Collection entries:
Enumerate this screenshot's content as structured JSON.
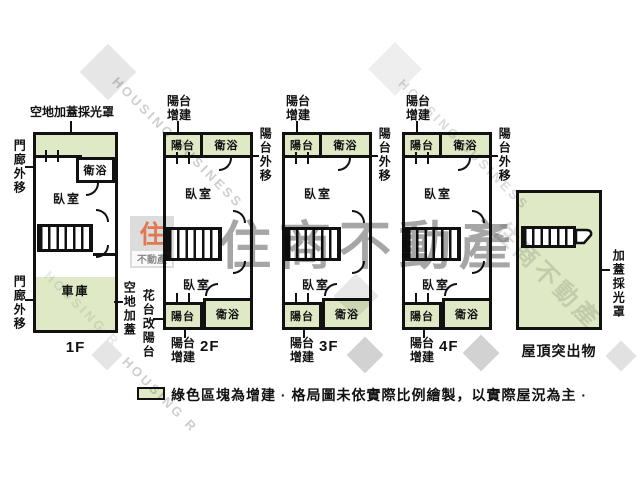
{
  "legend": {
    "text": "綠色區塊為增建 · 格局圖未依實際比例繪製，以實際屋況為主 ·",
    "swatch_color": "#dfe9c6"
  },
  "colors": {
    "addition_green": "#dfe9c6",
    "wall": "#111111",
    "logo_orange": "#e0663c"
  },
  "watermark": {
    "brand": "住商不動產",
    "brand_en": "HOUSING BUSINESS",
    "brand_en_short": "HOUSING R",
    "logo_top": "住",
    "logo_bottom": "不動產"
  },
  "floors": {
    "f1": {
      "label": "1F",
      "rooms": {
        "bath": "衛浴",
        "bedroom": "臥室",
        "garage": "車庫"
      },
      "annotations": {
        "top": "空地加蓋採光罩",
        "left_top": "門廊外移",
        "left_bottom": "門廊外移",
        "right": "空地加蓋"
      }
    },
    "f2": {
      "label": "2F",
      "rooms": {
        "balcony_top": "陽台",
        "bath_top": "衛浴",
        "bedroom_top": "臥室",
        "bedroom_bottom": "臥室",
        "balcony_bottom": "陽台",
        "bath_bottom": "衛浴"
      },
      "annotations": {
        "top": "陽台增建",
        "right": "陽台外移",
        "left": "花台改陽台",
        "bottom": "陽台增建"
      }
    },
    "f3": {
      "label": "3F",
      "rooms": {
        "balcony_top": "陽台",
        "bath_top": "衛浴",
        "bedroom_top": "臥室",
        "bedroom_bottom": "臥室",
        "balcony_bottom": "陽台",
        "bath_bottom": "衛浴"
      },
      "annotations": {
        "top": "陽台增建",
        "right": "陽台外移",
        "bottom": "陽台增建"
      }
    },
    "f4": {
      "label": "4F",
      "rooms": {
        "balcony_top": "陽台",
        "bath_top": "衛浴",
        "bedroom_top": "臥室",
        "bedroom_bottom": "臥室",
        "balcony_bottom": "陽台",
        "bath_bottom": "衛浴"
      },
      "annotations": {
        "top": "陽台增建",
        "right": "陽台外移",
        "bottom": "陽台增建"
      }
    },
    "roof": {
      "label": "屋頂突出物",
      "annotations": {
        "right": "加蓋採光罩"
      }
    }
  }
}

Task details: Copy the data word for word. Pictures do not go in the copy.

Output of the exercise:
Enumerate this screenshot's content as structured JSON.
{
  "legend": {
    "text": "綠色區塊為增建 · 格局圖未依實際比例繪製，以實際屋況為主 ·",
    "swatch_color": "#dfe9c6"
  },
  "colors": {
    "addition_green": "#dfe9c6",
    "wall": "#111111",
    "logo_orange": "#e0663c"
  },
  "watermark": {
    "brand": "住商不動產",
    "brand_en": "HOUSING BUSINESS",
    "brand_en_short": "HOUSING R",
    "logo_top": "住",
    "logo_bottom": "不動產"
  },
  "floors": {
    "f1": {
      "label": "1F",
      "rooms": {
        "bath": "衛浴",
        "bedroom": "臥室",
        "garage": "車庫"
      },
      "annotations": {
        "top": "空地加蓋採光罩",
        "left_top": "門廊外移",
        "left_bottom": "門廊外移",
        "right": "空地加蓋"
      }
    },
    "f2": {
      "label": "2F",
      "rooms": {
        "balcony_top": "陽台",
        "bath_top": "衛浴",
        "bedroom_top": "臥室",
        "bedroom_bottom": "臥室",
        "balcony_bottom": "陽台",
        "bath_bottom": "衛浴"
      },
      "annotations": {
        "top": "陽台增建",
        "right": "陽台外移",
        "left": "花台改陽台",
        "bottom": "陽台增建"
      }
    },
    "f3": {
      "label": "3F",
      "rooms": {
        "balcony_top": "陽台",
        "bath_top": "衛浴",
        "bedroom_top": "臥室",
        "bedroom_bottom": "臥室",
        "balcony_bottom": "陽台",
        "bath_bottom": "衛浴"
      },
      "annotations": {
        "top": "陽台增建",
        "right": "陽台外移",
        "bottom": "陽台增建"
      }
    },
    "f4": {
      "label": "4F",
      "rooms": {
        "balcony_top": "陽台",
        "bath_top": "衛浴",
        "bedroom_top": "臥室",
        "bedroom_bottom": "臥室",
        "balcony_bottom": "陽台",
        "bath_bottom": "衛浴"
      },
      "annotations": {
        "top": "陽台增建",
        "right": "陽台外移",
        "bottom": "陽台增建"
      }
    },
    "roof": {
      "label": "屋頂突出物",
      "annotations": {
        "right": "加蓋採光罩"
      }
    }
  }
}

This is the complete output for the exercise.